<<<<

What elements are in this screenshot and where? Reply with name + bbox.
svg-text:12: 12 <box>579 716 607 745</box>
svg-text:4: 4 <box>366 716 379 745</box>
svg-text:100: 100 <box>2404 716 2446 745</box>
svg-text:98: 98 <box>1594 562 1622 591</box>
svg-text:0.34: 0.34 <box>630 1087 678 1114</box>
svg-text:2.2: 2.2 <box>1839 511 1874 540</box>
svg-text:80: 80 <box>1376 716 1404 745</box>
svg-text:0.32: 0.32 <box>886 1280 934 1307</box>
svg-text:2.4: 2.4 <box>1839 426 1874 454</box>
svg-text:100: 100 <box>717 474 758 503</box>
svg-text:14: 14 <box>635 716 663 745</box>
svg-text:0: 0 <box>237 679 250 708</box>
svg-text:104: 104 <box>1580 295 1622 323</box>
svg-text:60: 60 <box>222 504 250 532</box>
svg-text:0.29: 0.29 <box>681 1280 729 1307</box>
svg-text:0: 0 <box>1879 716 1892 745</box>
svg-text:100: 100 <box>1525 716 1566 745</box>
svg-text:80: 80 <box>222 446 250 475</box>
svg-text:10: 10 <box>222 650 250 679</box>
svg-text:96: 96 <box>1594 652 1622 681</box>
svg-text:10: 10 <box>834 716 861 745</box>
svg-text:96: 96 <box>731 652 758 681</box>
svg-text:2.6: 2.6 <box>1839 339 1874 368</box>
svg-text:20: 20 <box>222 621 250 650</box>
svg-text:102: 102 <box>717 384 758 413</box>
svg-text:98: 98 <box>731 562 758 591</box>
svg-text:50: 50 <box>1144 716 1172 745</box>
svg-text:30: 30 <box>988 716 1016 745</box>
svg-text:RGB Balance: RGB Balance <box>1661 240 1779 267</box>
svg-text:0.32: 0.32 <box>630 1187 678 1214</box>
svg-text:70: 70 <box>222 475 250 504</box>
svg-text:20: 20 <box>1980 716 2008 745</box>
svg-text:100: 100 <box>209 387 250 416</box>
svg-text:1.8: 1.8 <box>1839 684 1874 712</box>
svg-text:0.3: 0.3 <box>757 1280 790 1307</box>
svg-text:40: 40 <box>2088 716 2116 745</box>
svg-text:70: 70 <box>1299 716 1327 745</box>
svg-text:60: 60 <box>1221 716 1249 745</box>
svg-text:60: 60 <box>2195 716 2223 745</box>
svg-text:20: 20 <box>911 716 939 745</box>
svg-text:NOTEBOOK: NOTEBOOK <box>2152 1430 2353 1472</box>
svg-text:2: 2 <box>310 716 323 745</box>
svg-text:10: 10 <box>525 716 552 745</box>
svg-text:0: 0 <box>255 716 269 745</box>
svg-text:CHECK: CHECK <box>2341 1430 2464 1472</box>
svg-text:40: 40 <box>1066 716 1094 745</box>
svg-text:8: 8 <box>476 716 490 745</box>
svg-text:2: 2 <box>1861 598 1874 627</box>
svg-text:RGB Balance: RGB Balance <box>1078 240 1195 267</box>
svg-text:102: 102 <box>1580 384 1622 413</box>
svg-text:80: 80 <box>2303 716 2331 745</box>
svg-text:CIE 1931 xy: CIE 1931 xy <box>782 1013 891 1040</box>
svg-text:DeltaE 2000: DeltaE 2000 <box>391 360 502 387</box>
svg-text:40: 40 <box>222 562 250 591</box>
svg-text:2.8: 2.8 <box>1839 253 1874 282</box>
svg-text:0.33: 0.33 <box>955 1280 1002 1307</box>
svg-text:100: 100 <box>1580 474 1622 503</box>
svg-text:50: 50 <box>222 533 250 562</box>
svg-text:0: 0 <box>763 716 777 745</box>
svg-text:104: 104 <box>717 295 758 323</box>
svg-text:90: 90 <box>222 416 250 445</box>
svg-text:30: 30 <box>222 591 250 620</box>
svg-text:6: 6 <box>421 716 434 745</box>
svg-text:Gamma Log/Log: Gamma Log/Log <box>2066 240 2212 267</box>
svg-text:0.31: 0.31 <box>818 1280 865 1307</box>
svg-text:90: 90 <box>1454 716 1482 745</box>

>>>>

■ SHORT TASK: Return, unchanged and in their original order, the lines from the first line through the line that contains "svg-text:104: 104 <box>1580", including both of these lines.

■ RESULT:
What elements are in this screenshot and where? Reply with name + bbox.
svg-text:12: 12 <box>579 716 607 745</box>
svg-text:4: 4 <box>366 716 379 745</box>
svg-text:100: 100 <box>2404 716 2446 745</box>
svg-text:98: 98 <box>1594 562 1622 591</box>
svg-text:0.34: 0.34 <box>630 1087 678 1114</box>
svg-text:2.2: 2.2 <box>1839 511 1874 540</box>
svg-text:80: 80 <box>1376 716 1404 745</box>
svg-text:0.32: 0.32 <box>886 1280 934 1307</box>
svg-text:2.4: 2.4 <box>1839 426 1874 454</box>
svg-text:100: 100 <box>717 474 758 503</box>
svg-text:14: 14 <box>635 716 663 745</box>
svg-text:0: 0 <box>237 679 250 708</box>
svg-text:104: 104 <box>1580 295 1622 323</box>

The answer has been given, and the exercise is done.